- [GIVEN REQUEST]
Repeat the full listing below verbatim and keep the images out.

Dataset items:
────
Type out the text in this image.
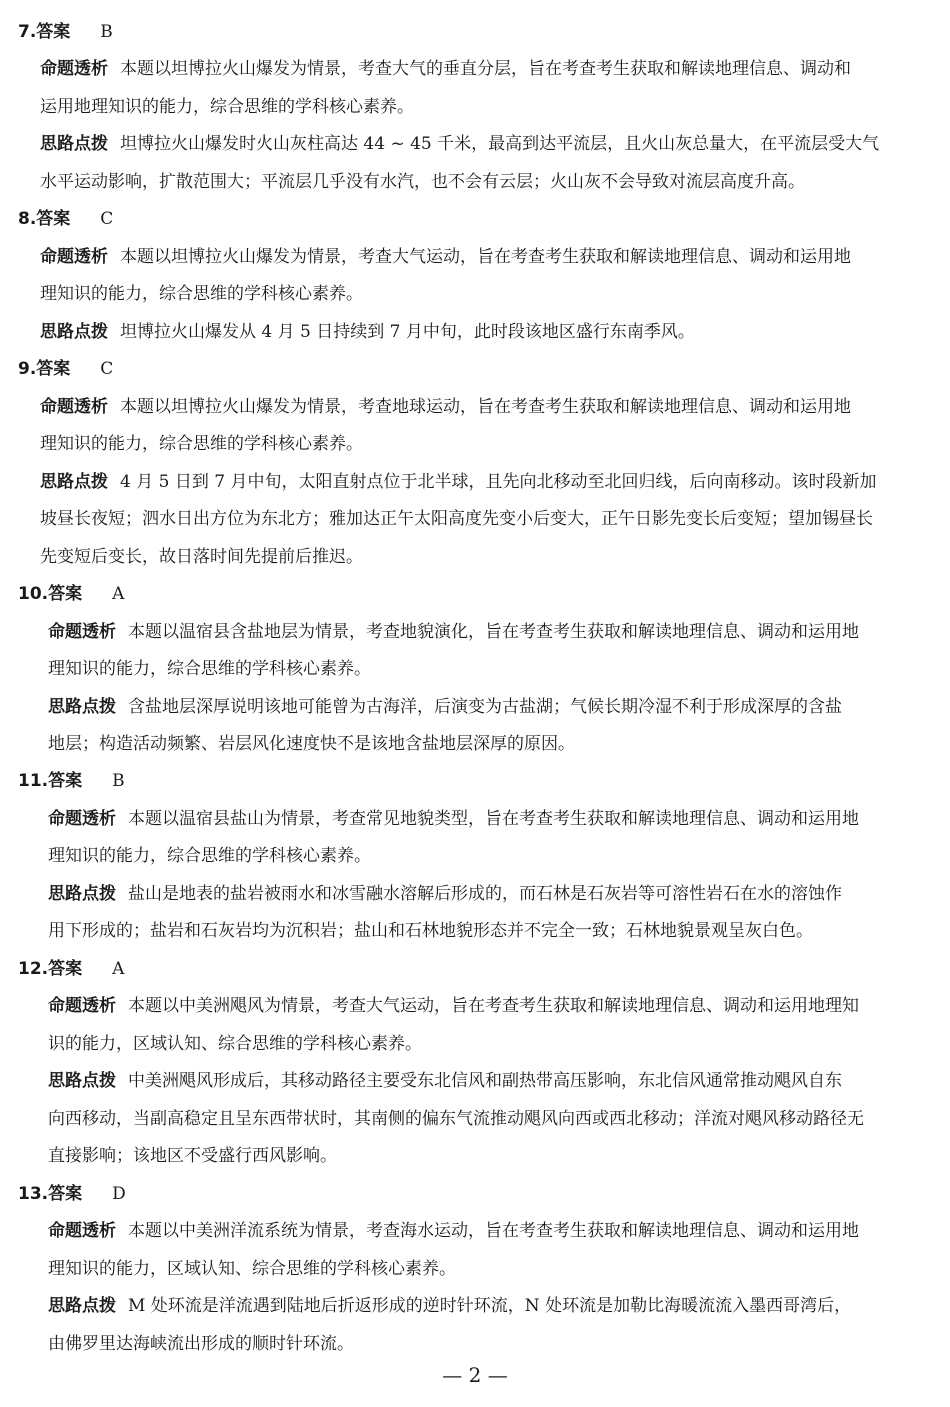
7.答案 B
命题透析 本题以坦博拉火山爆发为情景，考查大气的垂直分层，旨在考查考生获取和解读地理信息、调动和
运用地理知识的能力，综合思维的学科核心素养。
思路点拨 坦博拉火山爆发时火山灰柱高达 44 ~ 45 千米，最高到达平流层，且火山灰总量大，在平流层受大气
水平运动影响，扩散范围大；平流层几乎没有水汽，也不会有云层；火山灰不会导致对流层高度升高。
8.答案 C
命题透析 本题以坦博拉火山爆发为情景，考查大气运动，旨在考查考生获取和解读地理信息、调动和运用地
理知识的能力，综合思维的学科核心素养。
思路点拨 坦博拉火山爆发从 4 月 5 日持续到 7 月中旬，此时段该地区盛行东南季风。
9.答案 C
命题透析 本题以坦博拉火山爆发为情景，考查地球运动，旨在考查考生获取和解读地理信息、调动和运用地
理知识的能力，综合思维的学科核心素养。
思路点拨 4 月 5 日到 7 月中旬，太阳直射点位于北半球，且先向北移动至北回归线，后向南移动。该时段新加
坡昼长夜短；泗水日出方位为东北方；雅加达正午太阳高度先变小后变大，正午日影先变长后变短；望加锡昼长
先变短后变长，故日落时间先提前后推迟。
10.答案 A
命题透析 本题以温宿县含盐地层为情景，考查地貌演化，旨在考查考生获取和解读地理信息、调动和运用地
理知识的能力，综合思维的学科核心素养。
思路点拨 含盐地层深厚说明该地可能曾为古海洋，后演变为古盐湖；气候长期冷湿不利于形成深厚的含盐
地层；构造活动频繁、岩层风化速度快不是该地含盐地层深厚的原因。
11.答案 B
命题透析 本题以温宿县盐山为情景，考查常见地貌类型，旨在考查考生获取和解读地理信息、调动和运用地
理知识的能力，综合思维的学科核心素养。
思路点拨 盐山是地表的盐岩被雨水和冰雪融水溶解后形成的，而石林是石灰岩等可溶性岩石在水的溶蚀作
用下形成的；盐岩和石灰岩均为沉积岩；盐山和石林地貌形态并不完全一致；石林地貌景观呈灰白色。
12.答案 A
命题透析 本题以中美洲飓风为情景，考查大气运动，旨在考查考生获取和解读地理信息、调动和运用地理知
识的能力，区域认知、综合思维的学科核心素养。
思路点拨 中美洲飓风形成后，其移动路径主要受东北信风和副热带高压影响，东北信风通常推动飓风自东
向西移动，当副高稳定且呈东西带状时，其南侧的偏东气流推动飓风向西或西北移动；洋流对飓风移动路径无
直接影响；该地区不受盛行西风影响。
13.答案 D
命题透析 本题以中美洲洋流系统为情景，考查海水运动，旨在考查考生获取和解读地理信息、调动和运用地
理知识的能力，区域认知、综合思维的学科核心素养。
思路点拨 M 处环流是洋流遇到陆地后折返形成的逆时针环流，N 处环流是加勒比海暖流流入墨西哥湾后，
由佛罗里达海峡流出形成的顺时针环流。
— 2 —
────
- [TASK SOLUTION]
Type out the text in this image.
7.答案 B
命题透析 本题以坦博拉火山爆发为情景，考查大气的垂直分层，旨在考查考生获取和解读地理信息、调动和
运用地理知识的能力，综合思维的学科核心素养。
思路点拨 坦博拉火山爆发时火山灰柱高达 44 ~ 45 千米，最高到达平流层，且火山灰总量大，在平流层受大气
水平运动影响，扩散范围大；平流层几乎没有水汽，也不会有云层；火山灰不会导致对流层高度升高。
8.答案 C
命题透析 本题以坦博拉火山爆发为情景，考查大气运动，旨在考查考生获取和解读地理信息、调动和运用地
理知识的能力，综合思维的学科核心素养。
思路点拨 坦博拉火山爆发从 4 月 5 日持续到 7 月中旬，此时段该地区盛行东南季风。
9.答案 C
命题透析 本题以坦博拉火山爆发为情景，考查地球运动，旨在考查考生获取和解读地理信息、调动和运用地
理知识的能力，综合思维的学科核心素养。
思路点拨 4 月 5 日到 7 月中旬，太阳直射点位于北半球，且先向北移动至北回归线，后向南移动。该时段新加
坡昼长夜短；泗水日出方位为东北方；雅加达正午太阳高度先变小后变大，正午日影先变长后变短；望加锡昼长
先变短后变长，故日落时间先提前后推迟。
10.答案 A
命题透析 本题以温宿县含盐地层为情景，考查地貌演化，旨在考查考生获取和解读地理信息、调动和运用地
理知识的能力，综合思维的学科核心素养。
思路点拨 含盐地层深厚说明该地可能曾为古海洋，后演变为古盐湖；气候长期冷湿不利于形成深厚的含盐
地层；构造活动频繁、岩层风化速度快不是该地含盐地层深厚的原因。
11.答案 B
命题透析 本题以温宿县盐山为情景，考查常见地貌类型，旨在考查考生获取和解读地理信息、调动和运用地
理知识的能力，综合思维的学科核心素养。
思路点拨 盐山是地表的盐岩被雨水和冰雪融水溶解后形成的，而石林是石灰岩等可溶性岩石在水的溶蚀作
用下形成的；盐岩和石灰岩均为沉积岩；盐山和石林地貌形态并不完全一致；石林地貌景观呈灰白色。
12.答案 A
命题透析 本题以中美洲飓风为情景，考查大气运动，旨在考查考生获取和解读地理信息、调动和运用地理知
识的能力，区域认知、综合思维的学科核心素养。
思路点拨 中美洲飓风形成后，其移动路径主要受东北信风和副热带高压影响，东北信风通常推动飓风自东
向西移动，当副高稳定且呈东西带状时，其南侧的偏东气流推动飓风向西或西北移动；洋流对飓风移动路径无
直接影响；该地区不受盛行西风影响。
13.答案 D
命题透析 本题以中美洲洋流系统为情景，考查海水运动，旨在考查考生获取和解读地理信息、调动和运用地
理知识的能力，区域认知、综合思维的学科核心素养。
思路点拨 M 处环流是洋流遇到陆地后折返形成的逆时针环流，N 处环流是加勒比海暖流流入墨西哥湾后，
由佛罗里达海峡流出形成的顺时针环流。
— 2 —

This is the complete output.